TASK OBJECTIVE
For the copy, please give all of the data again exactly and leave the pictures out.

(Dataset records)
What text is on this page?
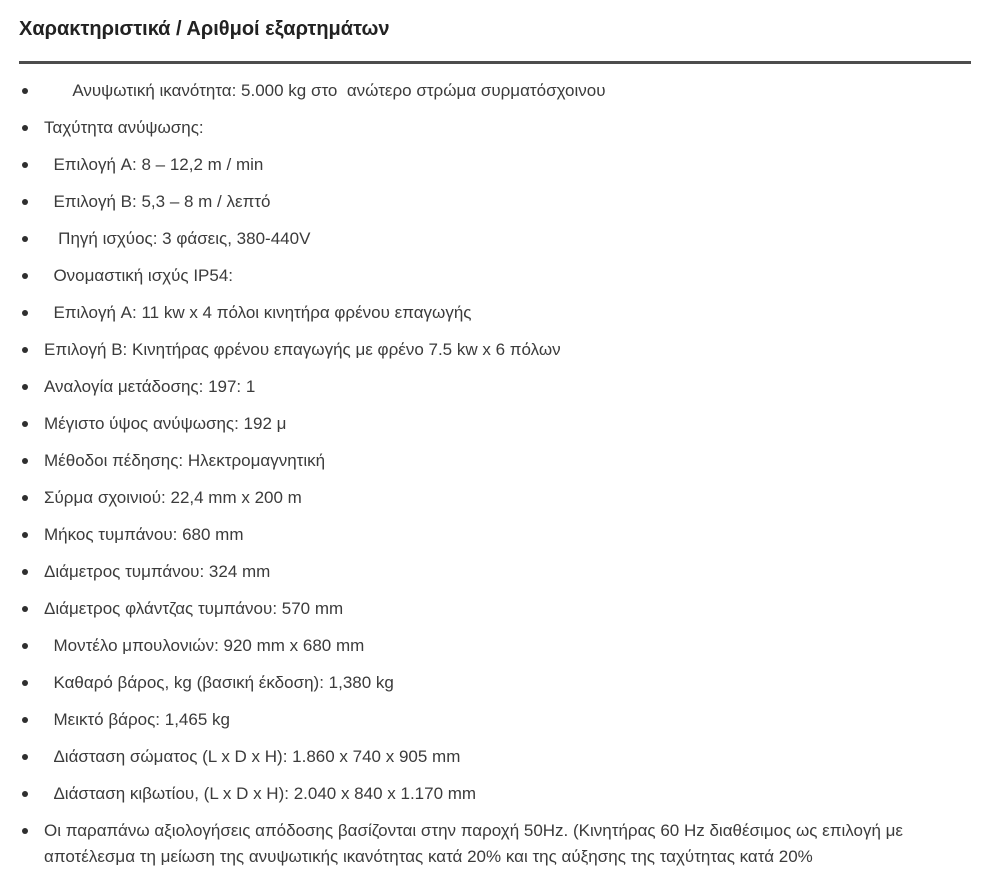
Χαρακτηριστικά / Αριθμοί εξαρτημάτων
Ανυψωτική ικανότητα: 5.000 kg στο  ανώτερο στρώμα συρματόσχοινου
Ταχύτητα ανύψωσης:
Επιλογή A: 8 – 12,2 m / min
Επιλογή B: 5,3 – 8 m / λεπτό
Πηγή ισχύος: 3 φάσεις, 380-440V
Ονομαστική ισχύς IP54:
Επιλογή A: 11 kw x 4 πόλοι κινητήρα φρένου επαγωγής
Επιλογή B: Κινητήρας φρένου επαγωγής με φρένο 7.5 kw x 6 πόλων
Αναλογία μετάδοσης: 197: 1
Μέγιστο ύψος ανύψωσης: 192 μ
Μέθοδοι πέδησης: Ηλεκτρομαγνητική
Σύρμα σχοινιού: 22,4 mm x 200 m
Μήκος τυμπάνου: 680 mm
Διάμετρος τυμπάνου: 324 mm
Διάμετρος φλάντζας τυμπάνου: 570 mm
Μοντέλο μπουλονιών: 920 mm x 680 mm
Καθαρό βάρος, kg (βασική έκδοση): 1,380 kg
Μεικτό βάρος: 1,465 kg
Διάσταση σώματος (L x D x H): 1.860 x 740 x 905 mm
Διάσταση κιβωτίου, (L x D x H): 2.040 x 840 x 1.170 mm
Οι παραπάνω αξιολογήσεις απόδοσης βασίζονται στην παροχή 50Hz. (Κινητήρας 60 Hz διαθέσιμος ως επιλογή με αποτέλεσμα τη μείωση της ανυψωτικής ικανότητας κατά 20% και της αύξησης της ταχύτητας κατά 20%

FULL ANSWER
What text is on this page?
Χαρακτηριστικά / Αριθμοί εξαρτημάτων
Ανυψωτική ικανότητα: 5.000 kg στο  ανώτερο στρώμα συρματόσχοινου
Ταχύτητα ανύψωσης:
Επιλογή A: 8 – 12,2 m / min
Επιλογή B: 5,3 – 8 m / λεπτό
Πηγή ισχύος: 3 φάσεις, 380-440V
Ονομαστική ισχύς IP54:
Επιλογή A: 11 kw x 4 πόλοι κινητήρα φρένου επαγωγής
Επιλογή B: Κινητήρας φρένου επαγωγής με φρένο 7.5 kw x 6 πόλων
Αναλογία μετάδοσης: 197: 1
Μέγιστο ύψος ανύψωσης: 192 μ
Μέθοδοι πέδησης: Ηλεκτρομαγνητική
Σύρμα σχοινιού: 22,4 mm x 200 m
Μήκος τυμπάνου: 680 mm
Διάμετρος τυμπάνου: 324 mm
Διάμετρος φλάντζας τυμπάνου: 570 mm
Μοντέλο μπουλονιών: 920 mm x 680 mm
Καθαρό βάρος, kg (βασική έκδοση): 1,380 kg
Μεικτό βάρος: 1,465 kg
Διάσταση σώματος (L x D x H): 1.860 x 740 x 905 mm
Διάσταση κιβωτίου, (L x D x H): 2.040 x 840 x 1.170 mm
Οι παραπάνω αξιολογήσεις απόδοσης βασίζονται στην παροχή 50Hz. (Κινητήρας 60 Hz διαθέσιμος ως επιλογή με αποτέλεσμα τη μείωση της ανυψωτικής ικανότητας κατά 20% και της αύξησης της ταχύτητας κατά 20%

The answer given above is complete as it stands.